** AIM **
Copy the records below exactly as they appear.
====== DATA ENTRIES ======
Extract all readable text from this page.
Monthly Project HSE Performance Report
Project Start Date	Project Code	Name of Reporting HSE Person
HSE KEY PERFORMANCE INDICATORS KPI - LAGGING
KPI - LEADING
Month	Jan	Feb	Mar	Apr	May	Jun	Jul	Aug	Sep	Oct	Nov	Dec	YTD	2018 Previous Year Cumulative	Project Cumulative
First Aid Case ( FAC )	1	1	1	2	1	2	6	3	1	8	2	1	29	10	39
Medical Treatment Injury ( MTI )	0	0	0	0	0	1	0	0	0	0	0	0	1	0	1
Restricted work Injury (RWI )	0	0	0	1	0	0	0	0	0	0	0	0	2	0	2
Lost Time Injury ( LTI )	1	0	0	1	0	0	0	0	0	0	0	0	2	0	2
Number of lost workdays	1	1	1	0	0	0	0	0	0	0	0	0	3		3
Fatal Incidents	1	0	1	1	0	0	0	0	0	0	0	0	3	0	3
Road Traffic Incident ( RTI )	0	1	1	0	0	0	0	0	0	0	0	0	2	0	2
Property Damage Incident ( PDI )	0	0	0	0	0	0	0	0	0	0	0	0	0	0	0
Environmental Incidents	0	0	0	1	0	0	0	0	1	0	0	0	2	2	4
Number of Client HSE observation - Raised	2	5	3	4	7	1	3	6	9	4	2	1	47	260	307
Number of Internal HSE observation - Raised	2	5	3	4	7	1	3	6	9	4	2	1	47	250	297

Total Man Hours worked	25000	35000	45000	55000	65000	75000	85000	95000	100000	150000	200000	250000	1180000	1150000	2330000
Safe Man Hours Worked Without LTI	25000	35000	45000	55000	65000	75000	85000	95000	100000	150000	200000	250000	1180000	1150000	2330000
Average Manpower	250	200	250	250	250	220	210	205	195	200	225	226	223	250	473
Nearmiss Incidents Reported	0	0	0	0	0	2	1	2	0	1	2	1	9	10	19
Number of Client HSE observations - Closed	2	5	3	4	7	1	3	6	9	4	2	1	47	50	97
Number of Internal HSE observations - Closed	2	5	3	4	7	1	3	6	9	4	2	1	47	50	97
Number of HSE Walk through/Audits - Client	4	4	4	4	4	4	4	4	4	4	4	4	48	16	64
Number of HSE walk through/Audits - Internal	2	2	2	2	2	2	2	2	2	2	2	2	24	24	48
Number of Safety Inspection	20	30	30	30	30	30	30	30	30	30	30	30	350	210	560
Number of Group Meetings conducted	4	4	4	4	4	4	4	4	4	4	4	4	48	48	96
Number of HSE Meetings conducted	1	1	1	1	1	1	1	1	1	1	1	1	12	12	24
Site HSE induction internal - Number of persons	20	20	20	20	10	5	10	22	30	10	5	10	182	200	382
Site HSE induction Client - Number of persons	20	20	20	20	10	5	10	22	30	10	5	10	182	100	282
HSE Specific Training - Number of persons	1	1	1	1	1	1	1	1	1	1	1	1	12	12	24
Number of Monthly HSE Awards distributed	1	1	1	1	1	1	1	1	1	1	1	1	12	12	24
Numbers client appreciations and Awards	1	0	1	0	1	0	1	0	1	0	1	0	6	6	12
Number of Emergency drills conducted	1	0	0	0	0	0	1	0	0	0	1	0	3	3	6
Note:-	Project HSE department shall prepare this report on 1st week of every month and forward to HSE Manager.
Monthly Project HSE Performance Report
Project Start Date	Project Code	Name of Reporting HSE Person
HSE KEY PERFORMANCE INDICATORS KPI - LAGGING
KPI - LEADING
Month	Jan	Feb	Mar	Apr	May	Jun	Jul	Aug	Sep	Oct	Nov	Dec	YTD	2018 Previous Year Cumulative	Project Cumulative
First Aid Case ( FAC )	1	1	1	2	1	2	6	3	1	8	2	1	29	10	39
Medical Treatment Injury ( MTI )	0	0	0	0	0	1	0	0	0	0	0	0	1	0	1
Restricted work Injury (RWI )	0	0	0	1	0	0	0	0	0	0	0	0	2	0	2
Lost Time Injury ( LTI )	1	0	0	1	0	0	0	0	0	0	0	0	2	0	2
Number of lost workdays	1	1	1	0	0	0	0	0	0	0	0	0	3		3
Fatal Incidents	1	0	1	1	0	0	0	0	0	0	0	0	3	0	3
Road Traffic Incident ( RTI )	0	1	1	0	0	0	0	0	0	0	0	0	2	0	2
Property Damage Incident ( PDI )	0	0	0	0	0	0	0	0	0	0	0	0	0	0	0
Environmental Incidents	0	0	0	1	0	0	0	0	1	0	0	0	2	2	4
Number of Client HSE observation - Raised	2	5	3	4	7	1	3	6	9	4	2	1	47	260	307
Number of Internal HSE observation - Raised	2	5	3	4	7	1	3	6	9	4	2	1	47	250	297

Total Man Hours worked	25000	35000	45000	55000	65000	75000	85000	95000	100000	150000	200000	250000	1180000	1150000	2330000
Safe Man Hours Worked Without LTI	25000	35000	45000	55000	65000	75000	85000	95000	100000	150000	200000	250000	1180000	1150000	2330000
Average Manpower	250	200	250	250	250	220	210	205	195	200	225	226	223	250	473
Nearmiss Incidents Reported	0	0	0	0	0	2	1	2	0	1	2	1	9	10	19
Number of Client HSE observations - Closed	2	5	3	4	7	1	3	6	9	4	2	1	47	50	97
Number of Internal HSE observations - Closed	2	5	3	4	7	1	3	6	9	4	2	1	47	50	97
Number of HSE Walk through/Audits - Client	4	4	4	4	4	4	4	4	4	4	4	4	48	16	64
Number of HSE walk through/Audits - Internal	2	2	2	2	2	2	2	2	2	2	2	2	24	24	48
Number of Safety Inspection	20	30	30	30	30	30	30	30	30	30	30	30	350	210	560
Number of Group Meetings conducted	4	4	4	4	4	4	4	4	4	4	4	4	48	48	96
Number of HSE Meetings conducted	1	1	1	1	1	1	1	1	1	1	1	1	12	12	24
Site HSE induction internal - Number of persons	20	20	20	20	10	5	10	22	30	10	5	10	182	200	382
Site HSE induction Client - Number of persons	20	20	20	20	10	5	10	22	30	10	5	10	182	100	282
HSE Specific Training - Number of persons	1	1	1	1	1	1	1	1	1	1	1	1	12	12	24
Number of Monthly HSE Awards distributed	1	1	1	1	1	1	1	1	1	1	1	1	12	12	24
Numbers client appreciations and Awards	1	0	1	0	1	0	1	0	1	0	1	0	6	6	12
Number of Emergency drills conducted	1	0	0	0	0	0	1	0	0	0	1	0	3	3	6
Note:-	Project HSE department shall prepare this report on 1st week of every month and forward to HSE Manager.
======
** EXERCISE SOLUTION **
Extract all readable text from this page.
Monthly Project HSE Performance Report
Project Start Date	Project Code	Name of Reporting HSE Person
HSE KEY PERFORMANCE INDICATORS KPI - LAGGING
KPI - LEADING
Month	Jan	Feb	Mar	Apr	May	Jun	Jul	Aug	Sep	Oct	Nov	Dec	YTD	2018 Previous Year Cumulative	Project Cumulative
First Aid Case ( FAC )	1	1	1	2	1	2	6	3	1	8	2	1	29	10	39
Medical Treatment Injury ( MTI )	0	0	0	0	0	1	0	0	0	0	0	0	1	0	1
Restricted work Injury (RWI )	0	0	0	1	0	0	0	0	0	0	0	0	2	0	2
Lost Time Injury ( LTI )	1	0	0	1	0	0	0	0	0	0	0	0	2	0	2
Number of lost workdays	1	1	1	0	0	0	0	0	0	0	0	0	3		3
Fatal Incidents	1	0	1	1	0	0	0	0	0	0	0	0	3	0	3
Road Traffic Incident ( RTI )	0	1	1	0	0	0	0	0	0	0	0	0	2	0	2
Property Damage Incident ( PDI )	0	0	0	0	0	0	0	0	0	0	0	0	0	0	0
Environmental Incidents	0	0	0	1	0	0	0	0	1	0	0	0	2	2	4
Number of Client HSE observation - Raised	2	5	3	4	7	1	3	6	9	4	2	1	47	260	307
Number of Internal HSE observation - Raised	2	5	3	4	7	1	3	6	9	4	2	1	47	250	297

Total Man Hours worked	25000	35000	45000	55000	65000	75000	85000	95000	100000	150000	200000	250000	1180000	1150000	2330000
Safe Man Hours Worked Without LTI	25000	35000	45000	55000	65000	75000	85000	95000	100000	150000	200000	250000	1180000	1150000	2330000
Average Manpower	250	200	250	250	250	220	210	205	195	200	225	226	223	250	473
Nearmiss Incidents Reported	0	0	0	0	0	2	1	2	0	1	2	1	9	10	19
Number of Client HSE observations - Closed	2	5	3	4	7	1	3	6	9	4	2	1	47	50	97
Number of Internal HSE observations - Closed	2	5	3	4	7	1	3	6	9	4	2	1	47	50	97
Number of HSE Walk through/Audits - Client	4	4	4	4	4	4	4	4	4	4	4	4	48	16	64
Number of HSE walk through/Audits - Internal	2	2	2	2	2	2	2	2	2	2	2	2	24	24	48
Number of Safety Inspection	20	30	30	30	30	30	30	30	30	30	30	30	350	210	560
Number of Group Meetings conducted	4	4	4	4	4	4	4	4	4	4	4	4	48	48	96
Number of HSE Meetings conducted	1	1	1	1	1	1	1	1	1	1	1	1	12	12	24
Site HSE induction internal - Number of persons	20	20	20	20	10	5	10	22	30	10	5	10	182	200	382
Site HSE induction Client - Number of persons	20	20	20	20	10	5	10	22	30	10	5	10	182	100	282
HSE Specific Training - Number of persons	1	1	1	1	1	1	1	1	1	1	1	1	12	12	24
Number of Monthly HSE Awards distributed	1	1	1	1	1	1	1	1	1	1	1	1	12	12	24
Numbers client appreciations and Awards	1	0	1	0	1	0	1	0	1	0	1	0	6	6	12
Number of Emergency drills conducted	1	0	0	0	0	0	1	0	0	0	1	0	3	3	6
Note:-	Project HSE department shall prepare this report on 1st week of every month and forward to HSE Manager.
Monthly Project HSE Performance Report
Project Start Date	Project Code	Name of Reporting HSE Person
HSE KEY PERFORMANCE INDICATORS KPI - LAGGING
KPI - LEADING
Month	Jan	Feb	Mar	Apr	May	Jun	Jul	Aug	Sep	Oct	Nov	Dec	YTD	2018 Previous Year Cumulative	Project Cumulative
First Aid Case ( FAC )	1	1	1	2	1	2	6	3	1	8	2	1	29	10	39
Medical Treatment Injury ( MTI )	0	0	0	0	0	1	0	0	0	0	0	0	1	0	1
Restricted work Injury (RWI )	0	0	0	1	0	0	0	0	0	0	0	0	2	0	2
Lost Time Injury ( LTI )	1	0	0	1	0	0	0	0	0	0	0	0	2	0	2
Number of lost workdays	1	1	1	0	0	0	0	0	0	0	0	0	3		3
Fatal Incidents	1	0	1	1	0	0	0	0	0	0	0	0	3	0	3
Road Traffic Incident ( RTI )	0	1	1	0	0	0	0	0	0	0	0	0	2	0	2
Property Damage Incident ( PDI )	0	0	0	0	0	0	0	0	0	0	0	0	0	0	0
Environmental Incidents	0	0	0	1	0	0	0	0	1	0	0	0	2	2	4
Number of Client HSE observation - Raised	2	5	3	4	7	1	3	6	9	4	2	1	47	260	307
Number of Internal HSE observation - Raised	2	5	3	4	7	1	3	6	9	4	2	1	47	250	297

Total Man Hours worked	25000	35000	45000	55000	65000	75000	85000	95000	100000	150000	200000	250000	1180000	1150000	2330000
Safe Man Hours Worked Without LTI	25000	35000	45000	55000	65000	75000	85000	95000	100000	150000	200000	250000	1180000	1150000	2330000
Average Manpower	250	200	250	250	250	220	210	205	195	200	225	226	223	250	473
Nearmiss Incidents Reported	0	0	0	0	0	2	1	2	0	1	2	1	9	10	19
Number of Client HSE observations - Closed	2	5	3	4	7	1	3	6	9	4	2	1	47	50	97
Number of Internal HSE observations - Closed	2	5	3	4	7	1	3	6	9	4	2	1	47	50	97
Number of HSE Walk through/Audits - Client	4	4	4	4	4	4	4	4	4	4	4	4	48	16	64
Number of HSE walk through/Audits - Internal	2	2	2	2	2	2	2	2	2	2	2	2	24	24	48
Number of Safety Inspection	20	30	30	30	30	30	30	30	30	30	30	30	350	210	560
Number of Group Meetings conducted	4	4	4	4	4	4	4	4	4	4	4	4	48	48	96
Number of HSE Meetings conducted	1	1	1	1	1	1	1	1	1	1	1	1	12	12	24
Site HSE induction internal - Number of persons	20	20	20	20	10	5	10	22	30	10	5	10	182	200	382
Site HSE induction Client - Number of persons	20	20	20	20	10	5	10	22	30	10	5	10	182	100	282
HSE Specific Training - Number of persons	1	1	1	1	1	1	1	1	1	1	1	1	12	12	24
Number of Monthly HSE Awards distributed	1	1	1	1	1	1	1	1	1	1	1	1	12	12	24
Numbers client appreciations and Awards	1	0	1	0	1	0	1	0	1	0	1	0	6	6	12
Number of Emergency drills conducted	1	0	0	0	0	0	1	0	0	0	1	0	3	3	6
Note:-	Project HSE department shall prepare this report on 1st week of every month and forward to HSE Manager.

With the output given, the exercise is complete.